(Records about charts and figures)
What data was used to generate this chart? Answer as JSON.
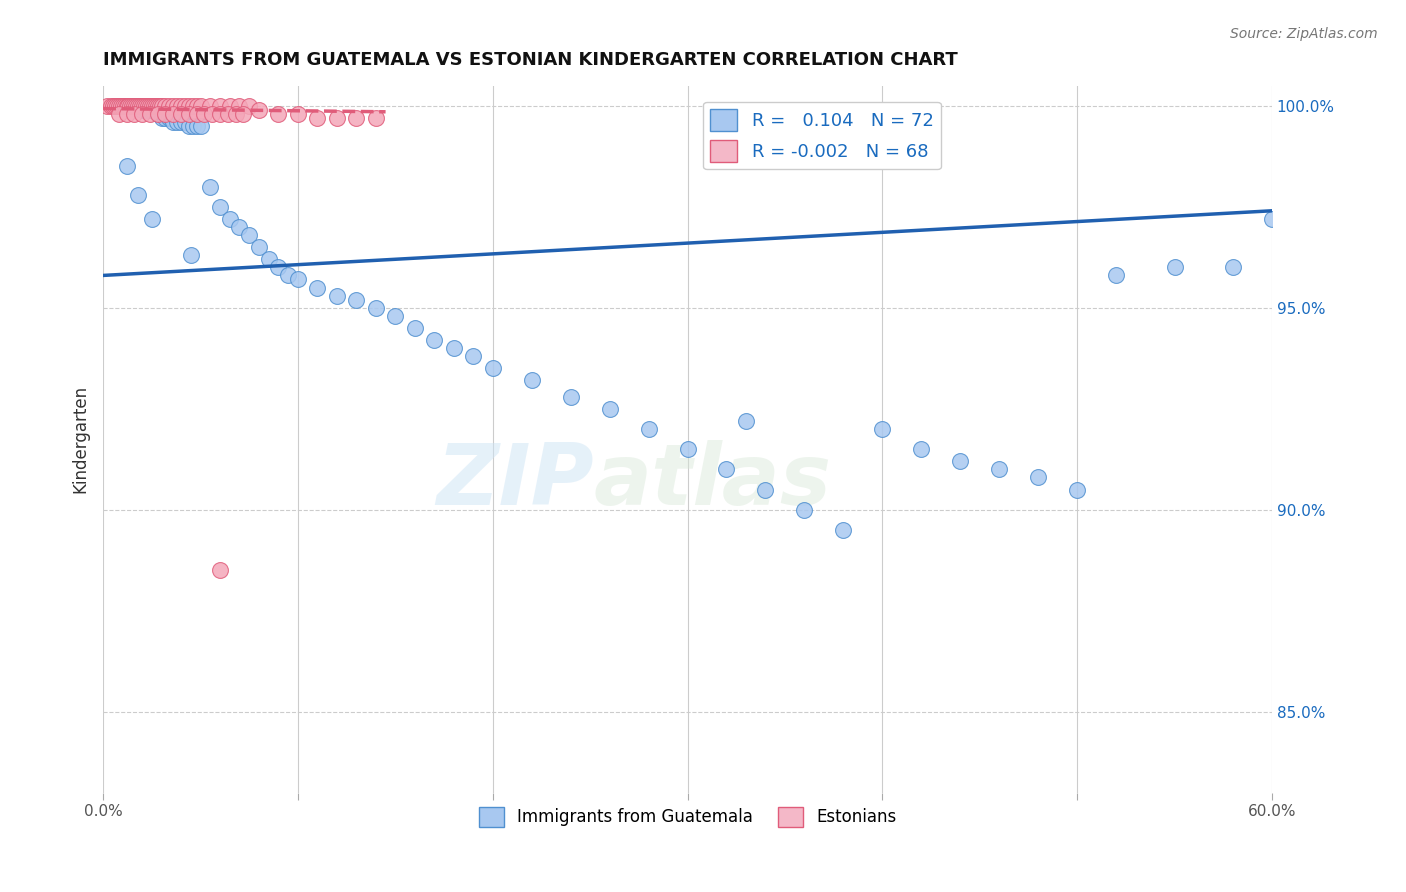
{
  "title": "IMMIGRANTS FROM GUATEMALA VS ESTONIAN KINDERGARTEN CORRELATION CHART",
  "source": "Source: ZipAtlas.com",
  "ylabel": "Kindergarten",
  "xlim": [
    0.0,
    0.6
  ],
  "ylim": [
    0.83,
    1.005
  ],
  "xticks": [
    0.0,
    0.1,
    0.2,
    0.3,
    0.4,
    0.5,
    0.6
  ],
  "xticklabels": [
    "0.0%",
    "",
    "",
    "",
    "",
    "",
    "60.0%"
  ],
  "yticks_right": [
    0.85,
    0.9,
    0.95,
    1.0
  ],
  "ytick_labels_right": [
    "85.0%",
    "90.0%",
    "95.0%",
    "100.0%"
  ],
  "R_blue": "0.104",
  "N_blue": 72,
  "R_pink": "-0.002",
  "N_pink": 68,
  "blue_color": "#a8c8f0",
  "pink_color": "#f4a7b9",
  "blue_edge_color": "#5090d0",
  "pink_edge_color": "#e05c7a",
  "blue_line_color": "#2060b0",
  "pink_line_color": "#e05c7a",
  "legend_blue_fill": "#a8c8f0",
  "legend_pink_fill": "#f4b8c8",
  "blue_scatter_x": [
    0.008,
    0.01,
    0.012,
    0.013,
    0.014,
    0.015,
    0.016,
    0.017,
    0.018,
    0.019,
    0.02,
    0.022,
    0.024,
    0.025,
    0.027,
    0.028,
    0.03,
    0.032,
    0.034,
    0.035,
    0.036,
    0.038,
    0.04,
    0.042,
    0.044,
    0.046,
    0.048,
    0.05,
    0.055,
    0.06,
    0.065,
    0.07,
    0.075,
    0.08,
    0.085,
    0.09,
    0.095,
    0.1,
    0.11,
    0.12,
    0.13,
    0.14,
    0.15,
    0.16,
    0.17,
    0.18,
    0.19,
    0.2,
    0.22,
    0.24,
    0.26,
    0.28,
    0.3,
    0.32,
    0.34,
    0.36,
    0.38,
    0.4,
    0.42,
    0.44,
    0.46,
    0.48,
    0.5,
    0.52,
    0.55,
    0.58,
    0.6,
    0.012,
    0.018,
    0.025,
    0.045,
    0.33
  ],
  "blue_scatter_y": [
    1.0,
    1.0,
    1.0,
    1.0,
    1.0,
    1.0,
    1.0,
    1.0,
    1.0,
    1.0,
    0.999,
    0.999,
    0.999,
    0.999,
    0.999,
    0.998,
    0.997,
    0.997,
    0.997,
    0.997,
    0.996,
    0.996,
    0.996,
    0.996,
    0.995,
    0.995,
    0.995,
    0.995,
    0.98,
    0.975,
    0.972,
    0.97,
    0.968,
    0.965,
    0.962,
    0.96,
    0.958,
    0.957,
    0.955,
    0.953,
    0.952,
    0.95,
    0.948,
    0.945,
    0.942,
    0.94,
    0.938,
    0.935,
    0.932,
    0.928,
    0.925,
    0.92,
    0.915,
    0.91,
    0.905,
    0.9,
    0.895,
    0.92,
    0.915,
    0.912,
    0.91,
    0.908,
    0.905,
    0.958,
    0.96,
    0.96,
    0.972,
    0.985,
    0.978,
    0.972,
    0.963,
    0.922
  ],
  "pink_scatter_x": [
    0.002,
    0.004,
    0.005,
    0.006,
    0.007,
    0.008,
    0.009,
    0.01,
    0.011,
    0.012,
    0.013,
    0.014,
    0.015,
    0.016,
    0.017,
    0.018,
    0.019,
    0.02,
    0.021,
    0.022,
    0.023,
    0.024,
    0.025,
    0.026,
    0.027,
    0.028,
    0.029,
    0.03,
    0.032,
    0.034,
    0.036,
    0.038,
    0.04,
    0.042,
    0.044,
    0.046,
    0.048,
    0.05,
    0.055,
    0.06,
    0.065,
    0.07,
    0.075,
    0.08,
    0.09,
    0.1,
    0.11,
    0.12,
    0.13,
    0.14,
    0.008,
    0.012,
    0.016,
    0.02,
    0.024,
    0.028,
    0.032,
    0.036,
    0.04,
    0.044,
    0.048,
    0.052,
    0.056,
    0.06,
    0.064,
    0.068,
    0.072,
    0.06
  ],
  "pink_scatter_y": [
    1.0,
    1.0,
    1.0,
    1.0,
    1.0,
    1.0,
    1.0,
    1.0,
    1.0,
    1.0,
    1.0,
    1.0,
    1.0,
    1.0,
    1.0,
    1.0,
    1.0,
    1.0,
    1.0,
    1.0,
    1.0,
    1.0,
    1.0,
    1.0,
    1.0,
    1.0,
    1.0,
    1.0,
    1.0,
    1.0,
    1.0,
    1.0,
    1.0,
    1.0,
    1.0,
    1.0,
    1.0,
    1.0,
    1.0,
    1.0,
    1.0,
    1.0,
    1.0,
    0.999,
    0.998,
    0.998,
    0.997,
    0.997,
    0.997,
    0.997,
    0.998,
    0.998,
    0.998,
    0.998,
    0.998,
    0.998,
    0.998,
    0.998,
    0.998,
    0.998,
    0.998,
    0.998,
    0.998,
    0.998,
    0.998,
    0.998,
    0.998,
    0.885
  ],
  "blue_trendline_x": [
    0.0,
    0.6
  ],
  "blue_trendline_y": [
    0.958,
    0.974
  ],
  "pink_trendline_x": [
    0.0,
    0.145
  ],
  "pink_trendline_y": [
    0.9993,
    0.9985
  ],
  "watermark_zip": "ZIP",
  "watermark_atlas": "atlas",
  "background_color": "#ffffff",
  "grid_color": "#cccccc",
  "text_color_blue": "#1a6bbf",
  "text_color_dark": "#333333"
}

...

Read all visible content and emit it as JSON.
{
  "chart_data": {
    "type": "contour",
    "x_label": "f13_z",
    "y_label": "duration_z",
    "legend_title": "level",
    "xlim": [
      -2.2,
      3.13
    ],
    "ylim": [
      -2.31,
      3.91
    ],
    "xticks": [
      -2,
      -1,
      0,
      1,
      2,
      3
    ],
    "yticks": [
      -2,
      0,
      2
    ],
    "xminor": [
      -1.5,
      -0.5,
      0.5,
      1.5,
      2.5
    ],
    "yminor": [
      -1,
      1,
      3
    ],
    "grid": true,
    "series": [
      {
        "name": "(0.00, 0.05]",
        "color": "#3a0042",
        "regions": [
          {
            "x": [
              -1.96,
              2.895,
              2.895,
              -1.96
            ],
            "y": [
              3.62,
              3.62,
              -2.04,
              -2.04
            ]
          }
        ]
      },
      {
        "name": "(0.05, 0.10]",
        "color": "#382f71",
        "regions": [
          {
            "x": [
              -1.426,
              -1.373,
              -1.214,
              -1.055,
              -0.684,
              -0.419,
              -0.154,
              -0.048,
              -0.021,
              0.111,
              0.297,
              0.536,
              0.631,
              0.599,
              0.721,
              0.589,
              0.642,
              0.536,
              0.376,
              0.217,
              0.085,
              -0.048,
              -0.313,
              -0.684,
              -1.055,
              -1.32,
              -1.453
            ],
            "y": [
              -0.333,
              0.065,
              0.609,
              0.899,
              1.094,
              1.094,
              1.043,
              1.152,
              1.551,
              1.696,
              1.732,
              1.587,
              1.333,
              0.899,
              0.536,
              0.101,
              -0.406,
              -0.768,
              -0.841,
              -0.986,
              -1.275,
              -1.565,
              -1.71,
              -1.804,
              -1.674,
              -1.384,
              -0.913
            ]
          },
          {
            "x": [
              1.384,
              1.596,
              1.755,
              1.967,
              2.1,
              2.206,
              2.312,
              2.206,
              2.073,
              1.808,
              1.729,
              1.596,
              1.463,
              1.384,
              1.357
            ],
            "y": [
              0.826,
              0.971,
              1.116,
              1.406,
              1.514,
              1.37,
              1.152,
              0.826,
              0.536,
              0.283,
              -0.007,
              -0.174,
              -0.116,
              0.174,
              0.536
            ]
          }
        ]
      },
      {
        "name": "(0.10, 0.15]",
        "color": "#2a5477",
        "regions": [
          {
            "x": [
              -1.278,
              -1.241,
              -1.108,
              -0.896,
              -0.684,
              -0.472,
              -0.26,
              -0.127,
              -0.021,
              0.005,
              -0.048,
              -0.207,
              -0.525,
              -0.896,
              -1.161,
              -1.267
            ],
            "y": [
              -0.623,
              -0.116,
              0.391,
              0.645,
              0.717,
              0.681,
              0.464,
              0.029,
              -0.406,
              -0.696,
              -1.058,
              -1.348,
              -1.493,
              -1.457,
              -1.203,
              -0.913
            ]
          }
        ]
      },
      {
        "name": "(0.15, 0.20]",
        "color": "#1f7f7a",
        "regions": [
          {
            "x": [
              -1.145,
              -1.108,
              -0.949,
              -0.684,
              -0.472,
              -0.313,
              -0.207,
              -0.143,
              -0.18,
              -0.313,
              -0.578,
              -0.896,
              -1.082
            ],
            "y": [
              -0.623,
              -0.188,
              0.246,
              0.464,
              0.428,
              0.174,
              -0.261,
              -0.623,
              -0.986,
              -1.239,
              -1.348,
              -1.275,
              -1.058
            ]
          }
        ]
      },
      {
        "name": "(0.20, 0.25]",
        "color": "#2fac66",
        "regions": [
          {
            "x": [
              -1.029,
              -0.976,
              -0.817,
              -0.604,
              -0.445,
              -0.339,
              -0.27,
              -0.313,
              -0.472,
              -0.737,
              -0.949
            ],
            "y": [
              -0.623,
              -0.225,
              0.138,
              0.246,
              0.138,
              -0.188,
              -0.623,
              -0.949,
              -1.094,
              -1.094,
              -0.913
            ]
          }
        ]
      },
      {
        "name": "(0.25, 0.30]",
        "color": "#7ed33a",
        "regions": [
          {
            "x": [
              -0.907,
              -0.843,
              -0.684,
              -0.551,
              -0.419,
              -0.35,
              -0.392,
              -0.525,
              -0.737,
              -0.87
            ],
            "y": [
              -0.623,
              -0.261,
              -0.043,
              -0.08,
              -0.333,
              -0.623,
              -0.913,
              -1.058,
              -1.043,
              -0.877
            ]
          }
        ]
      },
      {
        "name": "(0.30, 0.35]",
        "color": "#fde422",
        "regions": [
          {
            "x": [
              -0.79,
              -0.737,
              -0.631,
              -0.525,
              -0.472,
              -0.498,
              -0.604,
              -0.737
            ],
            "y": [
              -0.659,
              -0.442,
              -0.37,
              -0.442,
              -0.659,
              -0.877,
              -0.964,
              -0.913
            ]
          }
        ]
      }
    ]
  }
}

---

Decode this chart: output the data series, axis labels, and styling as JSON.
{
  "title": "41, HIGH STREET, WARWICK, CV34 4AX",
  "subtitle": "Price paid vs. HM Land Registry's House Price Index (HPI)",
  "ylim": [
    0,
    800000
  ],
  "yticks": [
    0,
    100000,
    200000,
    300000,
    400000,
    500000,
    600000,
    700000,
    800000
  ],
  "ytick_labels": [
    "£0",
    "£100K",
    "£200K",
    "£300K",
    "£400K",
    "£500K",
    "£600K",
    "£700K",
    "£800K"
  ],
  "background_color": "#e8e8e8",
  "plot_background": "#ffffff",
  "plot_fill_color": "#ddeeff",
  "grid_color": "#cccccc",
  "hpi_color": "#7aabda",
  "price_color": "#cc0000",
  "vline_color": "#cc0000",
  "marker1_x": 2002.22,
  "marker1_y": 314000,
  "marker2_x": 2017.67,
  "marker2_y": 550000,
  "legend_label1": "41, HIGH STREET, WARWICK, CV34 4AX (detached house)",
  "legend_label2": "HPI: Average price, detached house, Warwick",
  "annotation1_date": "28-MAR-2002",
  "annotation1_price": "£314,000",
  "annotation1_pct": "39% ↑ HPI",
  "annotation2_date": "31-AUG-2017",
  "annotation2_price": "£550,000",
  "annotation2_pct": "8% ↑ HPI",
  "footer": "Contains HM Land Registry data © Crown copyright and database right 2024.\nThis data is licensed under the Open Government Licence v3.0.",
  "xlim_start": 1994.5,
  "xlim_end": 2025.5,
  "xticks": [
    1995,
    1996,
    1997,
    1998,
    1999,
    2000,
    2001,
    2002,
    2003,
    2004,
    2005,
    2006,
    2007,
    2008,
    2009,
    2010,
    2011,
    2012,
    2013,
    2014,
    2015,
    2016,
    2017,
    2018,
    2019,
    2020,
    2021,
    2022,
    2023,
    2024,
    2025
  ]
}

**GOAL:** Each line in the listing above that contains "JSON" should be copied.

**PROBLEM SOLUTION:**
What data was used to generate this chart? Answer as JSON.
Read all visible content and emit it as JSON.
Decode this chart: output the data series, axis labels, and styling as JSON.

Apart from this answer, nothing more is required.